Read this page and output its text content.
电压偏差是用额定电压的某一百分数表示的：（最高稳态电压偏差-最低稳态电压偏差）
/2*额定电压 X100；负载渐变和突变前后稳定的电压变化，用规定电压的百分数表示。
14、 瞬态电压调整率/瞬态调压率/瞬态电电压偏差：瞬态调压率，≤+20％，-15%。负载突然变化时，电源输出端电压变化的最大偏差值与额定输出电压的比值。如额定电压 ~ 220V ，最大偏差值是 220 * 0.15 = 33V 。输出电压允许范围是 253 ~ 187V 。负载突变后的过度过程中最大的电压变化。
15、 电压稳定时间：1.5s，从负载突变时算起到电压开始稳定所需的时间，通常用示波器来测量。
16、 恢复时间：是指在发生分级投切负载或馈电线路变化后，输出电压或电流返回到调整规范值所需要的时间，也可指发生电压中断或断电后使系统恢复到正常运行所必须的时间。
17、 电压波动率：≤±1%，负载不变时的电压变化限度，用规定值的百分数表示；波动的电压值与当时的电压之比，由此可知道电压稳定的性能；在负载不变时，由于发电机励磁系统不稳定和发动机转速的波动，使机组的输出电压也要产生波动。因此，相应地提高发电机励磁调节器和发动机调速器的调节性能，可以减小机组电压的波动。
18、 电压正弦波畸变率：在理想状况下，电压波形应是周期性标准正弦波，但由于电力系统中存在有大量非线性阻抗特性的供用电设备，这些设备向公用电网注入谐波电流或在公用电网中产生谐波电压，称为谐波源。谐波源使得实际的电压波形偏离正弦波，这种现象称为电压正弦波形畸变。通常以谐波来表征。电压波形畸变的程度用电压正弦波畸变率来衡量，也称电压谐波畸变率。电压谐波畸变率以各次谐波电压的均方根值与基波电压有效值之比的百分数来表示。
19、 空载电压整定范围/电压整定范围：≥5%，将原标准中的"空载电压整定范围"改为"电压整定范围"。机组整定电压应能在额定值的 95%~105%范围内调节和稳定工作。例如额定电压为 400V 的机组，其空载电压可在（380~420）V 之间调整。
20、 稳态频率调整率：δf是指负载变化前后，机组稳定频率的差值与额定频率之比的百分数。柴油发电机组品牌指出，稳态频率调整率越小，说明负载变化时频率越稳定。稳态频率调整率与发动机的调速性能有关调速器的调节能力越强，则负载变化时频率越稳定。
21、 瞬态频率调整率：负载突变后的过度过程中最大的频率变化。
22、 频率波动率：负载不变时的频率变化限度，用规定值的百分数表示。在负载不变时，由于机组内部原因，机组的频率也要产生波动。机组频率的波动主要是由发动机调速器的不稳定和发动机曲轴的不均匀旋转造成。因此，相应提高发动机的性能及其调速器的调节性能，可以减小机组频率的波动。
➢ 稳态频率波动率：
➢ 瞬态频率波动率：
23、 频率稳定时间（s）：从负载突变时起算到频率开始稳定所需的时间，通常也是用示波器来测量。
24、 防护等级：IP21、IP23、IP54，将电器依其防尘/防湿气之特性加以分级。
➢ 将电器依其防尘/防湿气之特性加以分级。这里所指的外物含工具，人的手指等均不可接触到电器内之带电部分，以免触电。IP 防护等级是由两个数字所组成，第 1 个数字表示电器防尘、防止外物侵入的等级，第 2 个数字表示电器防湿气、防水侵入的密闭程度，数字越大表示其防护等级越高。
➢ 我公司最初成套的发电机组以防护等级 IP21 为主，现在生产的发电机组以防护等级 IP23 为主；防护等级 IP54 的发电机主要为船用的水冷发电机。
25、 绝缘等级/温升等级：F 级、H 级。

**Exercise brief**
Your task is to give the records above again, exactly.

**Result for this exercise**
Read this page and output its text content.
电压偏差是用额定电压的某一百分数表示的：（最高稳态电压偏差-最低稳态电压偏差）
/2*额定电压 X100；负载渐变和突变前后稳定的电压变化，用规定电压的百分数表示。
14、 瞬态电压调整率/瞬态调压率/瞬态电电压偏差：瞬态调压率，≤+20％，-15%。负载突然变化时，电源输出端电压变化的最大偏差值与额定输出电压的比值。如额定电压 ~ 220V ，最大偏差值是 220 * 0.15 = 33V 。输出电压允许范围是 253 ~ 187V 。负载突变后的过度过程中最大的电压变化。
15、 电压稳定时间：1.5s，从负载突变时算起到电压开始稳定所需的时间，通常用示波器来测量。
16、 恢复时间：是指在发生分级投切负载或馈电线路变化后，输出电压或电流返回到调整规范值所需要的时间，也可指发生电压中断或断电后使系统恢复到正常运行所必须的时间。
17、 电压波动率：≤±1%，负载不变时的电压变化限度，用规定值的百分数表示；波动的电压值与当时的电压之比，由此可知道电压稳定的性能；在负载不变时，由于发电机励磁系统不稳定和发动机转速的波动，使机组的输出电压也要产生波动。因此，相应地提高发电机励磁调节器和发动机调速器的调节性能，可以减小机组电压的波动。
18、 电压正弦波畸变率：在理想状况下，电压波形应是周期性标准正弦波，但由于电力系统中存在有大量非线性阻抗特性的供用电设备，这些设备向公用电网注入谐波电流或在公用电网中产生谐波电压，称为谐波源。谐波源使得实际的电压波形偏离正弦波，这种现象称为电压正弦波形畸变。通常以谐波来表征。电压波形畸变的程度用电压正弦波畸变率来衡量，也称电压谐波畸变率。电压谐波畸变率以各次谐波电压的均方根值与基波电压有效值之比的百分数来表示。
19、 空载电压整定范围/电压整定范围：≥5%，将原标准中的"空载电压整定范围"改为"电压整定范围"。机组整定电压应能在额定值的 95%~105%范围内调节和稳定工作。例如额定电压为 400V 的机组，其空载电压可在（380~420）V 之间调整。
20、 稳态频率调整率：δf是指负载变化前后，机组稳定频率的差值与额定频率之比的百分数。柴油发电机组品牌指出，稳态频率调整率越小，说明负载变化时频率越稳定。稳态频率调整率与发动机的调速性能有关调速器的调节能力越强，则负载变化时频率越稳定。
21、 瞬态频率调整率：负载突变后的过度过程中最大的频率变化。
22、 频率波动率：负载不变时的频率变化限度，用规定值的百分数表示。在负载不变时，由于机组内部原因，机组的频率也要产生波动。机组频率的波动主要是由发动机调速器的不稳定和发动机曲轴的不均匀旋转造成。因此，相应提高发动机的性能及其调速器的调节性能，可以减小机组频率的波动。
➢ 稳态频率波动率：
➢ 瞬态频率波动率：
23、 频率稳定时间（s）：从负载突变时起算到频率开始稳定所需的时间，通常也是用示波器来测量。
24、 防护等级：IP21、IP23、IP54，将电器依其防尘/防湿气之特性加以分级。
➢ 将电器依其防尘/防湿气之特性加以分级。这里所指的外物含工具，人的手指等均不可接触到电器内之带电部分，以免触电。IP 防护等级是由两个数字所组成，第 1 个数字表示电器防尘、防止外物侵入的等级，第 2 个数字表示电器防湿气、防水侵入的密闭程度，数字越大表示其防护等级越高。
➢ 我公司最初成套的发电机组以防护等级 IP21 为主，现在生产的发电机组以防护等级 IP23 为主；防护等级 IP54 的发电机主要为船用的水冷发电机。
25、 绝缘等级/温升等级：F 级、H 级。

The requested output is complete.